**TASK REQUIREMENTS:**
Transcribe the listing in full, excluding any pictures.
[BEGIN AVAILABLE RECORDS]
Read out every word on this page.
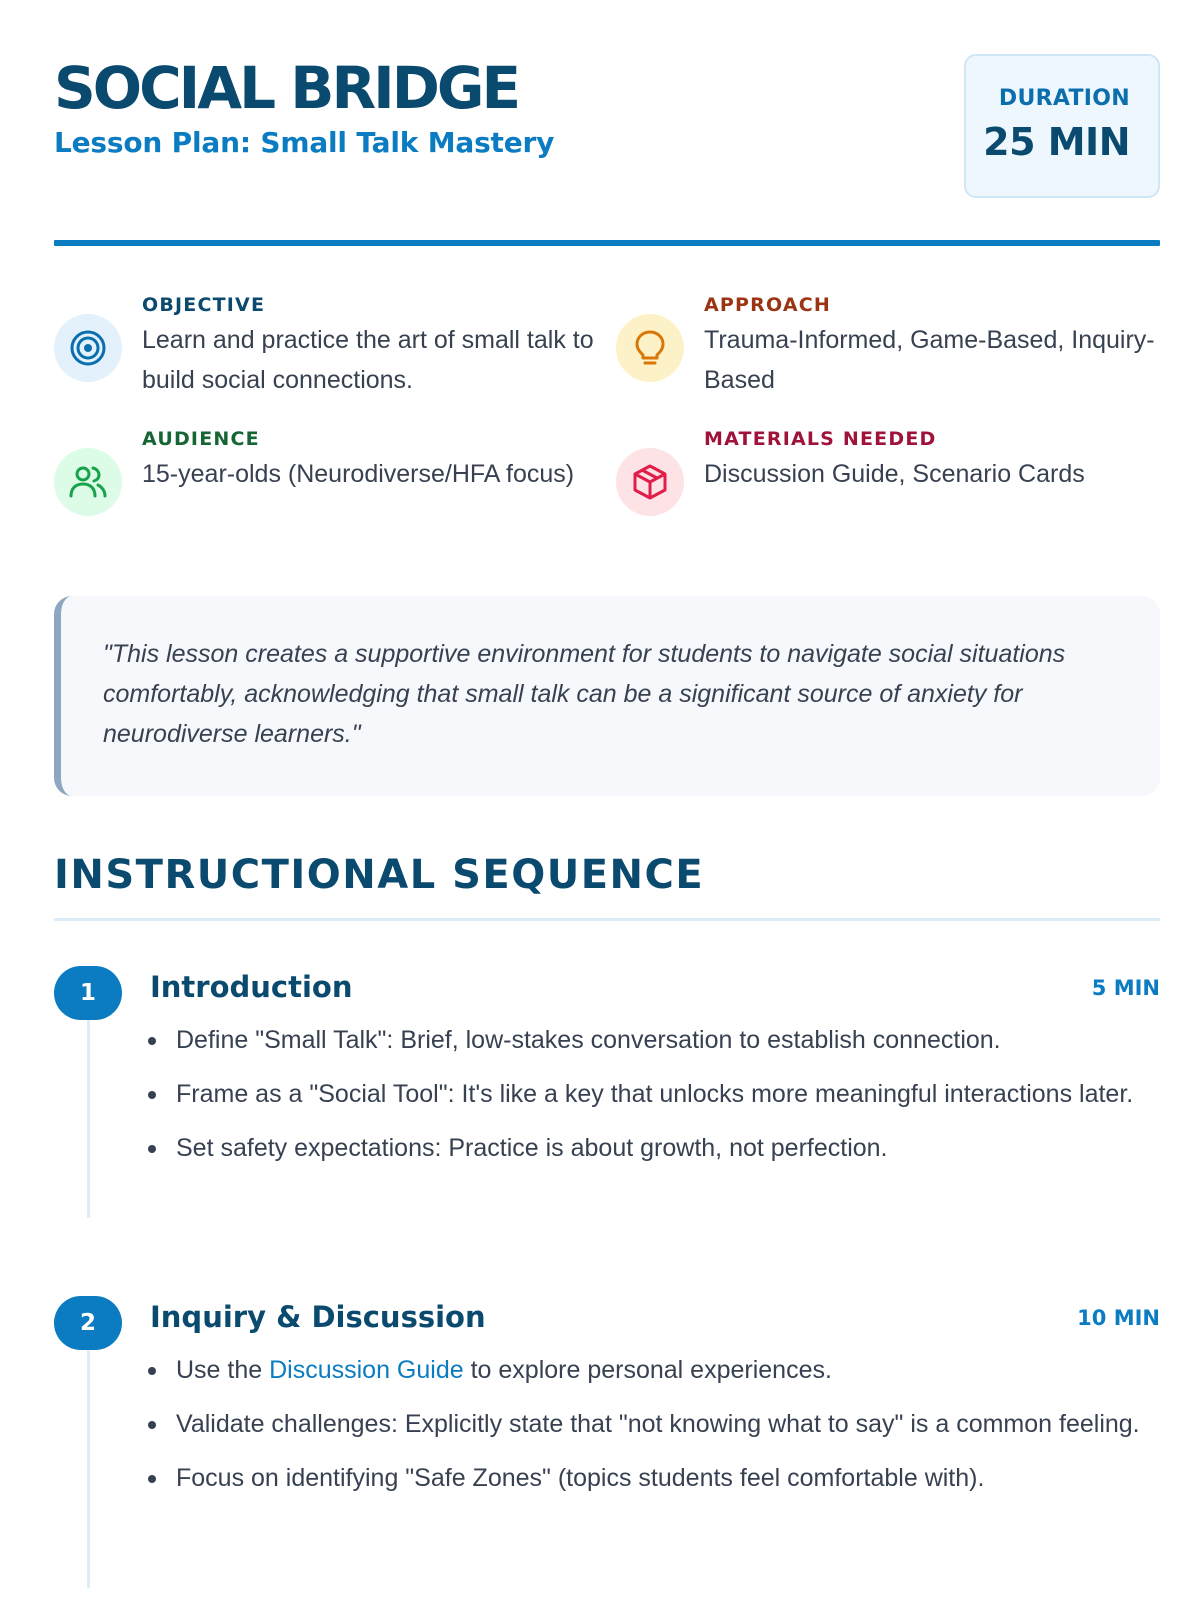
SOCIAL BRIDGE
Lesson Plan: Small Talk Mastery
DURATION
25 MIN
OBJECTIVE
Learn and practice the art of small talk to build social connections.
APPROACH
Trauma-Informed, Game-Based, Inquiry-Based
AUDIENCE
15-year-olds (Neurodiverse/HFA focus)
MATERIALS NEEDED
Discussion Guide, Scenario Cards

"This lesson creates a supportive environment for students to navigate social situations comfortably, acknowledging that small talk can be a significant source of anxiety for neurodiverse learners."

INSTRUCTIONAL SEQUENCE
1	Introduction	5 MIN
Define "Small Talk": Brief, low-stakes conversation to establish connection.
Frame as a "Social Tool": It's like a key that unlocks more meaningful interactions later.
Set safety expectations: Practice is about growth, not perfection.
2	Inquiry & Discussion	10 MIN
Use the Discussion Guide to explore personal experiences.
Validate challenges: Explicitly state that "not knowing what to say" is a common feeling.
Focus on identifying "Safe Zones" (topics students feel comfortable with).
[END AVAILABLE RECORDS]
**RESULT OF THIS EXERCISE:**
Read out every word on this page.
SOCIAL BRIDGE
Lesson Plan: Small Talk Mastery
DURATION
25 MIN
OBJECTIVE
Learn and practice the art of small talk to build social connections.
APPROACH
Trauma-Informed, Game-Based, Inquiry-Based
AUDIENCE
15-year-olds (Neurodiverse/HFA focus)
MATERIALS NEEDED
Discussion Guide, Scenario Cards

"This lesson creates a supportive environment for students to navigate social situations comfortably, acknowledging that small talk can be a significant source of anxiety for neurodiverse learners."

INSTRUCTIONAL SEQUENCE
1	Introduction	5 MIN
Define "Small Talk": Brief, low-stakes conversation to establish connection.
Frame as a "Social Tool": It's like a key that unlocks more meaningful interactions later.
Set safety expectations: Practice is about growth, not perfection.
2	Inquiry & Discussion	10 MIN
Use the Discussion Guide to explore personal experiences.
Validate challenges: Explicitly state that "not knowing what to say" is a common feeling.
Focus on identifying "Safe Zones" (topics students feel comfortable with).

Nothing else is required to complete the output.